>> BEGIN The input
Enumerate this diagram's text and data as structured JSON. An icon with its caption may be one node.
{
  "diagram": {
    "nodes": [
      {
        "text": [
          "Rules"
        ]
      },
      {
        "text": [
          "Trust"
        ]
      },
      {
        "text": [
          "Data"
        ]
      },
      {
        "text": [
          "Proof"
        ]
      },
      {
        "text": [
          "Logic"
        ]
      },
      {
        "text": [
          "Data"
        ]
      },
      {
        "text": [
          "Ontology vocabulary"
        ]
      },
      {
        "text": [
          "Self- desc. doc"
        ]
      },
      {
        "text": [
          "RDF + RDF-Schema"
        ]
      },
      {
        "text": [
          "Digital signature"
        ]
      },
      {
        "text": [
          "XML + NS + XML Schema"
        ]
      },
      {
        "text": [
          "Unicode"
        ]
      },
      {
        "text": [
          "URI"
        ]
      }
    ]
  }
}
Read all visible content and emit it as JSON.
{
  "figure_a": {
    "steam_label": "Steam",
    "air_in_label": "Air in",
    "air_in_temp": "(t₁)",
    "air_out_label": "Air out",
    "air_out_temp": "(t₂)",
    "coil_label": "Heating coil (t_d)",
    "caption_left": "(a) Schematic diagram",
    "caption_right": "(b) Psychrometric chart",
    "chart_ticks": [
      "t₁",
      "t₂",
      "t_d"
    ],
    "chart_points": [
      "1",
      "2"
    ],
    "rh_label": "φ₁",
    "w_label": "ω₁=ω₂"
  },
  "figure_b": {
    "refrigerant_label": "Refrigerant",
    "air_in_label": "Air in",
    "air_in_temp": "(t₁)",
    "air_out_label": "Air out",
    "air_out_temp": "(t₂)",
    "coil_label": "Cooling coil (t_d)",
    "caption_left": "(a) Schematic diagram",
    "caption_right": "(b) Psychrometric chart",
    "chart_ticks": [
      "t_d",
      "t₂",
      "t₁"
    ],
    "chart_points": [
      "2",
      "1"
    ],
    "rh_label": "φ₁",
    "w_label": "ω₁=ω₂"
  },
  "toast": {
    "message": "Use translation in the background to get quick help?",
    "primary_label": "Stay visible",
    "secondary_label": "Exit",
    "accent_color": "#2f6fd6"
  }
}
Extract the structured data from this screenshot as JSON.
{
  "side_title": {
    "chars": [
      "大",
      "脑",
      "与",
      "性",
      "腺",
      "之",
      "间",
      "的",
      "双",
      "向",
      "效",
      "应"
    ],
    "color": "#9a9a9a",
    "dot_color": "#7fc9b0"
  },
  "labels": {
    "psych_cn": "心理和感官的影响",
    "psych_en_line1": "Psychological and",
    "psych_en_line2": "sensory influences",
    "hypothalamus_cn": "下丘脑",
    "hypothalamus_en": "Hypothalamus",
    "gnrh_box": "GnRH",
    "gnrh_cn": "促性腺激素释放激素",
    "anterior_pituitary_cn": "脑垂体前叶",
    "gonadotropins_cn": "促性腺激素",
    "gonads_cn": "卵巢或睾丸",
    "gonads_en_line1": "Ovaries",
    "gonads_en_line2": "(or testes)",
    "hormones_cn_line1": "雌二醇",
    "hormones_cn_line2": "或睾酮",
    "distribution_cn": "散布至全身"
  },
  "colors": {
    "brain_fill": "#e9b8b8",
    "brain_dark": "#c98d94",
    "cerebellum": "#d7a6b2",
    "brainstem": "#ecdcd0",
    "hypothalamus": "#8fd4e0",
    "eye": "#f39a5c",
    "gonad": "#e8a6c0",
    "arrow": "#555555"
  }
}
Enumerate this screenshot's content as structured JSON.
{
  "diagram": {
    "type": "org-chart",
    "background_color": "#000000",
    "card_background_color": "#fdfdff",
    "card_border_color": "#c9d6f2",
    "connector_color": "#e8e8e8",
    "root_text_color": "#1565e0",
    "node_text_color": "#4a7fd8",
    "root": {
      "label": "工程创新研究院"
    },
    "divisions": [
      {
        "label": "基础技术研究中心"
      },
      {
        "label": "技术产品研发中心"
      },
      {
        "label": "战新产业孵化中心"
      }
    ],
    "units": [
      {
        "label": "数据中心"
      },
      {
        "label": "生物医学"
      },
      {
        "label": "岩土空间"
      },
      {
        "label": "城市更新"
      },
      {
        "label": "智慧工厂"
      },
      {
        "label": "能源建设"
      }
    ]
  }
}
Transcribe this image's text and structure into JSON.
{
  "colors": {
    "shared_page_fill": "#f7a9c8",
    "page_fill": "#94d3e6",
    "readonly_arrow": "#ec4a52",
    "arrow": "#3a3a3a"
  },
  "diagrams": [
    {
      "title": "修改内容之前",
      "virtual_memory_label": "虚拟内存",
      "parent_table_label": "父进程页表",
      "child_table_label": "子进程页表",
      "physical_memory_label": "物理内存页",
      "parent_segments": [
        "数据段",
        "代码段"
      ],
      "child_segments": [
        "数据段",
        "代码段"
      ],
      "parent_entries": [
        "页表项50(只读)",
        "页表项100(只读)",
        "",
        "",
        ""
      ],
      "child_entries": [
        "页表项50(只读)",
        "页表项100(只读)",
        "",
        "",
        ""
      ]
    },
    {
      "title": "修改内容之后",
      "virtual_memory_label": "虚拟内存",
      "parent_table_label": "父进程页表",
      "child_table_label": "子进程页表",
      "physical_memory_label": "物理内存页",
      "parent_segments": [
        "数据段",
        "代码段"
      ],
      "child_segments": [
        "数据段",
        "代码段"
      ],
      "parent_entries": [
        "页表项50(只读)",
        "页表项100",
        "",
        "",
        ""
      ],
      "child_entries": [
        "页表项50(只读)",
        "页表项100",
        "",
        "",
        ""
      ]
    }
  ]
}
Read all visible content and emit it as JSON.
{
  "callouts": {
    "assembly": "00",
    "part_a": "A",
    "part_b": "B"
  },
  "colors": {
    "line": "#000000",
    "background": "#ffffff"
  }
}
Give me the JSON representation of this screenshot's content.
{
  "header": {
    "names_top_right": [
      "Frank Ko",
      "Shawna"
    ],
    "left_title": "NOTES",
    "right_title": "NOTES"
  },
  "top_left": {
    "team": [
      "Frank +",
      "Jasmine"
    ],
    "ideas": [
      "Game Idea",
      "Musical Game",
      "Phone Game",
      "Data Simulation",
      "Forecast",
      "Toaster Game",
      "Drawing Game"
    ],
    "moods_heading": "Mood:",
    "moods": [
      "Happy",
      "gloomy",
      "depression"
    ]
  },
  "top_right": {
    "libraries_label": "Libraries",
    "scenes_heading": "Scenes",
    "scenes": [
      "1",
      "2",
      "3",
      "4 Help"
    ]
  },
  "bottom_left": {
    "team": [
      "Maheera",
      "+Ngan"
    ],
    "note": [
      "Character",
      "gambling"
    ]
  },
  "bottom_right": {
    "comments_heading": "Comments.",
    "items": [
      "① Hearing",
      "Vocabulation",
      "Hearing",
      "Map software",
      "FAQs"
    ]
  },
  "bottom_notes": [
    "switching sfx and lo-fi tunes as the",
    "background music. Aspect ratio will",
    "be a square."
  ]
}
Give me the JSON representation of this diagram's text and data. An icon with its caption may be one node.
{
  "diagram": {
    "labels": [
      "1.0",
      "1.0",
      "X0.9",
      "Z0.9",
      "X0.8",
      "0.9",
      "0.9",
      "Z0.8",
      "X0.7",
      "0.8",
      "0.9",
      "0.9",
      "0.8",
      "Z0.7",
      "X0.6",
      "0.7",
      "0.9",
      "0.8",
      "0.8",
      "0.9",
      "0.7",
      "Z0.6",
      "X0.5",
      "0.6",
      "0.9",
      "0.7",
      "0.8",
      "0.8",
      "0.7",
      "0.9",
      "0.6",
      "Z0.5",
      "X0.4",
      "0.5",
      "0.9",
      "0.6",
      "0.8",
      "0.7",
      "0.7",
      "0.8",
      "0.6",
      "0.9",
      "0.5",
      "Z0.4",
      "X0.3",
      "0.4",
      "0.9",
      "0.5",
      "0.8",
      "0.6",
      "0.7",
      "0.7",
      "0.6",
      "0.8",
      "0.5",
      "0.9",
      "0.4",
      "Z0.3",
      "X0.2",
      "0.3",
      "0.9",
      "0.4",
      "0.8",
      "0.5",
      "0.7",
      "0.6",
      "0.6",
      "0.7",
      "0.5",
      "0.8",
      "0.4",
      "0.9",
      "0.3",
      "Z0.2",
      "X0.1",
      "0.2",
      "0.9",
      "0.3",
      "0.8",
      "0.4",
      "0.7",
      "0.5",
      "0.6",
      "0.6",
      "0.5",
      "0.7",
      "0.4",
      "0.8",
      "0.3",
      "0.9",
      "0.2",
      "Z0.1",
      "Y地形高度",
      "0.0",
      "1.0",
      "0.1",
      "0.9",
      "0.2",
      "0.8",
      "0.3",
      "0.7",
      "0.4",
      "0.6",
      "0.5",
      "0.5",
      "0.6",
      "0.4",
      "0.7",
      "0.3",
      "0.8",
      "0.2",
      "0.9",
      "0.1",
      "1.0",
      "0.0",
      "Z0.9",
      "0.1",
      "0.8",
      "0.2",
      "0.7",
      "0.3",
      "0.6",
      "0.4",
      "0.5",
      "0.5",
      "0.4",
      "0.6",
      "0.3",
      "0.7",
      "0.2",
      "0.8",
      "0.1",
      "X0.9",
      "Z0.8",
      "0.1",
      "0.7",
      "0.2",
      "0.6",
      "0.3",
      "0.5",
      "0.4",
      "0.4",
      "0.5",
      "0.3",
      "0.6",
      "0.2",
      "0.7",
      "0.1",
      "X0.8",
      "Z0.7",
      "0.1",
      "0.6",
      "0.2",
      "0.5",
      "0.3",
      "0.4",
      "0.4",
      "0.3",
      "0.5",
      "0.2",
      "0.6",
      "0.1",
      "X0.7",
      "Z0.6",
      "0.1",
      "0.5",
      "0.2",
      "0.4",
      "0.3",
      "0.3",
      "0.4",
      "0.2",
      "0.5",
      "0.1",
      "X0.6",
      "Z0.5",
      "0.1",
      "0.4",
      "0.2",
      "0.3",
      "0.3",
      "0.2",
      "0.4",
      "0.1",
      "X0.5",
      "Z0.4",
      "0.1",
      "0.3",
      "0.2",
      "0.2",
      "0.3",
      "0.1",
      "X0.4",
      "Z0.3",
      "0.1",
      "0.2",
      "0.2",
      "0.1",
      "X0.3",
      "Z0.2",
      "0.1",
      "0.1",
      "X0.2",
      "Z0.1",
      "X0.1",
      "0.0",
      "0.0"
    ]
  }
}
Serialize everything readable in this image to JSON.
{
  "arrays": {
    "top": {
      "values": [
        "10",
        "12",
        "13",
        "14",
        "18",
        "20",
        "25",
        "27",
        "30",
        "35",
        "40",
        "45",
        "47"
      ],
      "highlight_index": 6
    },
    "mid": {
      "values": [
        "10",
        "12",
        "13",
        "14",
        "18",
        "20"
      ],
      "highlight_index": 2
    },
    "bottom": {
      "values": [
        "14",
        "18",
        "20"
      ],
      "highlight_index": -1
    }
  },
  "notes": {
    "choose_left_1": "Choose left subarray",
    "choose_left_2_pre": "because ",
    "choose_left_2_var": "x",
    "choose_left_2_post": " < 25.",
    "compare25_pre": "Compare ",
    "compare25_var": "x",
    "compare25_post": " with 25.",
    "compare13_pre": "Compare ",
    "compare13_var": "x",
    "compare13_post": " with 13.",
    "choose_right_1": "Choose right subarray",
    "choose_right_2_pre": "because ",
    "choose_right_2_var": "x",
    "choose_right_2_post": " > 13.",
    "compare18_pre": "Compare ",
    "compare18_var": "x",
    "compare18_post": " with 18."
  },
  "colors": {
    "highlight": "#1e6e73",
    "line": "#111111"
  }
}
>> END The input
Copy all the lines above that hold the string "Give".

Give me the JSON representation of this screenshot's content.
Give me the JSON representation of this diagram's text and data. An icon with its caption may be one node.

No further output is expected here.